What you will do. Transcribe the data in full and exactly, omitting any pictures.

Rows.
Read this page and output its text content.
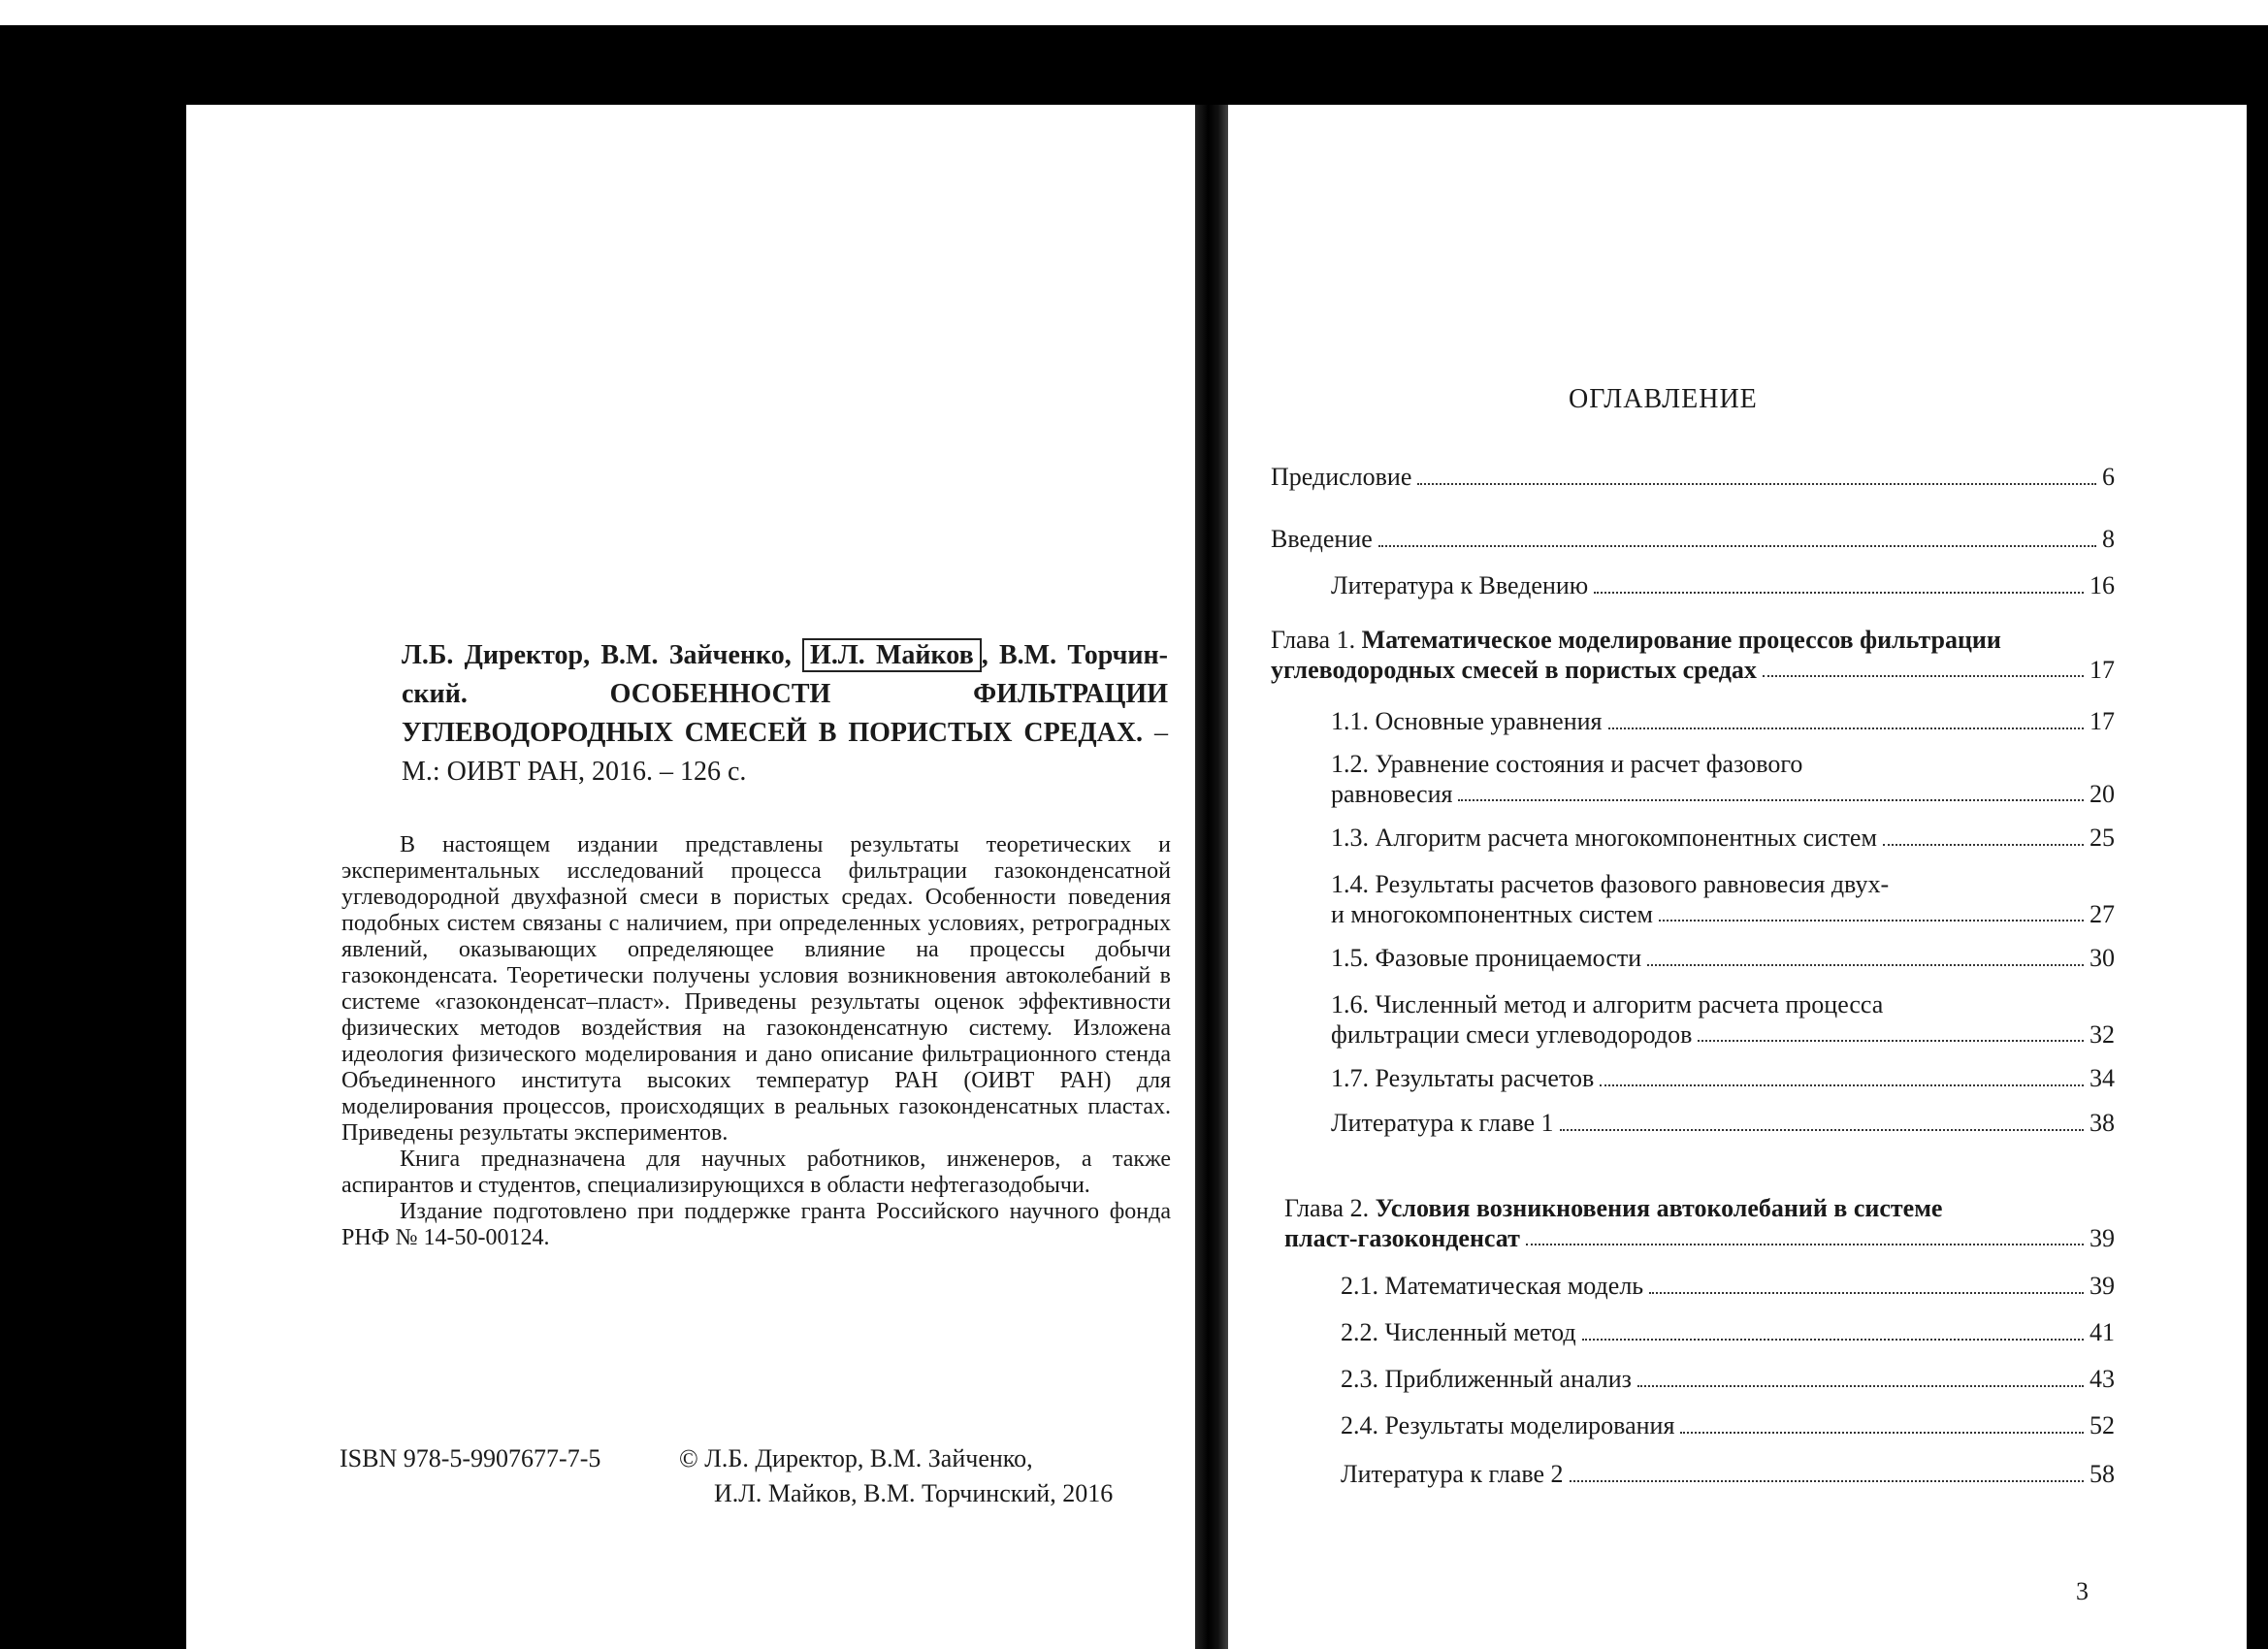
Л.Б. Директор, В.М. Зайченко, И.Л. Майков , В.М. Торчин-ский.	ОСОБЕННОСТИ ФИЛЬТРАЦИИ УГЛЕВОДОРОДНЫХ СМЕСЕЙ В ПОРИСТЫХ СРЕДАХ. – М.: ОИВТ РАН, 2016. – 126 с.

В настоящем издании представлены результаты теоретических и экспериментальных исследований процесса фильтрации газоконденсатной углеводородной двухфазной смеси в пористых средах. Особенности поведения подобных систем связаны с наличием, при определенных условиях, ретроградных явлений, оказывающих определяющее влияние на процессы добычи газоконденсата. Теоретически получены условия возникновения автоколебаний в системе «газоконденсат–пласт». Приведены результаты оценок эффективности физических методов воздействия на газоконденсатную систему. Изложена идеология физического моделирования и дано описание фильтрационного стенда Объединенного института высоких температур РАН (ОИВТ РАН) для моделирования процессов, происходящих в реальных газоконденсатных пластах. Приведены результаты экспериментов.

Книга предназначена для научных работников, инженеров, а также аспирантов и студентов, специализирующихся в области нефтегазодобычи.

Издание подготовлено при поддержке гранта Российского научного фонда РНФ № 14-50-00124.

ISBN 978-5-9907677-7-5	© Л.Б. Директор, В.М. Зайченко,
И.Л. Майков, В.М. Торчинский, 2016
ОГЛАВЛЕНИЕ
Предисловие	6
Введение	8
Литература к Введению	16
Глава 1. Математическое моделирование процессов фильтрации
углеводородных смесей в пористых средах	17
1.1. Основные уравнения	17
1.2. Уравнение состояния и расчет фазового
равновесия	20
1.3. Алгоритм расчета многокомпонентных систем	25
1.4. Результаты расчетов фазового равновесия двух-
и многокомпонентных систем	27
1.5. Фазовые проницаемости	30
1.6. Численный метод и алгоритм расчета процесса
фильтрации смеси углеводородов	32
1.7. Результаты расчетов	34
Литература к главе 1	38
Глава 2. Условия возникновения автоколебаний в системе
пласт-газоконденсат	39
2.1. Математическая модель	39
2.2. Численный метод	41
2.3. Приближенный анализ	43
2.4. Результаты моделирования	52
Литература к главе 2	58
3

Correct answer.
Read this page and output its text content.
Л.Б. Директор, В.М. Зайченко, И.Л. Майков , В.М. Торчин-ский.	ОСОБЕННОСТИ ФИЛЬТРАЦИИ УГЛЕВОДОРОДНЫХ СМЕСЕЙ В ПОРИСТЫХ СРЕДАХ. – М.: ОИВТ РАН, 2016. – 126 с.

В настоящем издании представлены результаты теоретических и экспериментальных исследований процесса фильтрации газоконденсатной углеводородной двухфазной смеси в пористых средах. Особенности поведения подобных систем связаны с наличием, при определенных условиях, ретроградных явлений, оказывающих определяющее влияние на процессы добычи газоконденсата. Теоретически получены условия возникновения автоколебаний в системе «газоконденсат–пласт». Приведены результаты оценок эффективности физических методов воздействия на газоконденсатную систему. Изложена идеология физического моделирования и дано описание фильтрационного стенда Объединенного института высоких температур РАН (ОИВТ РАН) для моделирования процессов, происходящих в реальных газоконденсатных пластах. Приведены результаты экспериментов.

Книга предназначена для научных работников, инженеров, а также аспирантов и студентов, специализирующихся в области нефтегазодобычи.

Издание подготовлено при поддержке гранта Российского научного фонда РНФ № 14-50-00124.

ISBN 978-5-9907677-7-5	© Л.Б. Директор, В.М. Зайченко,
И.Л. Майков, В.М. Торчинский, 2016
ОГЛАВЛЕНИЕ
Предисловие	6
Введение	8
Литература к Введению	16
Глава 1. Математическое моделирование процессов фильтрации
углеводородных смесей в пористых средах	17
1.1. Основные уравнения	17
1.2. Уравнение состояния и расчет фазового
равновесия	20
1.3. Алгоритм расчета многокомпонентных систем	25
1.4. Результаты расчетов фазового равновесия двух-
и многокомпонентных систем	27
1.5. Фазовые проницаемости	30
1.6. Численный метод и алгоритм расчета процесса
фильтрации смеси углеводородов	32
1.7. Результаты расчетов	34
Литература к главе 1	38
Глава 2. Условия возникновения автоколебаний в системе
пласт-газоконденсат	39
2.1. Математическая модель	39
2.2. Численный метод	41
2.3. Приближенный анализ	43
2.4. Результаты моделирования	52
Литература к главе 2	58
3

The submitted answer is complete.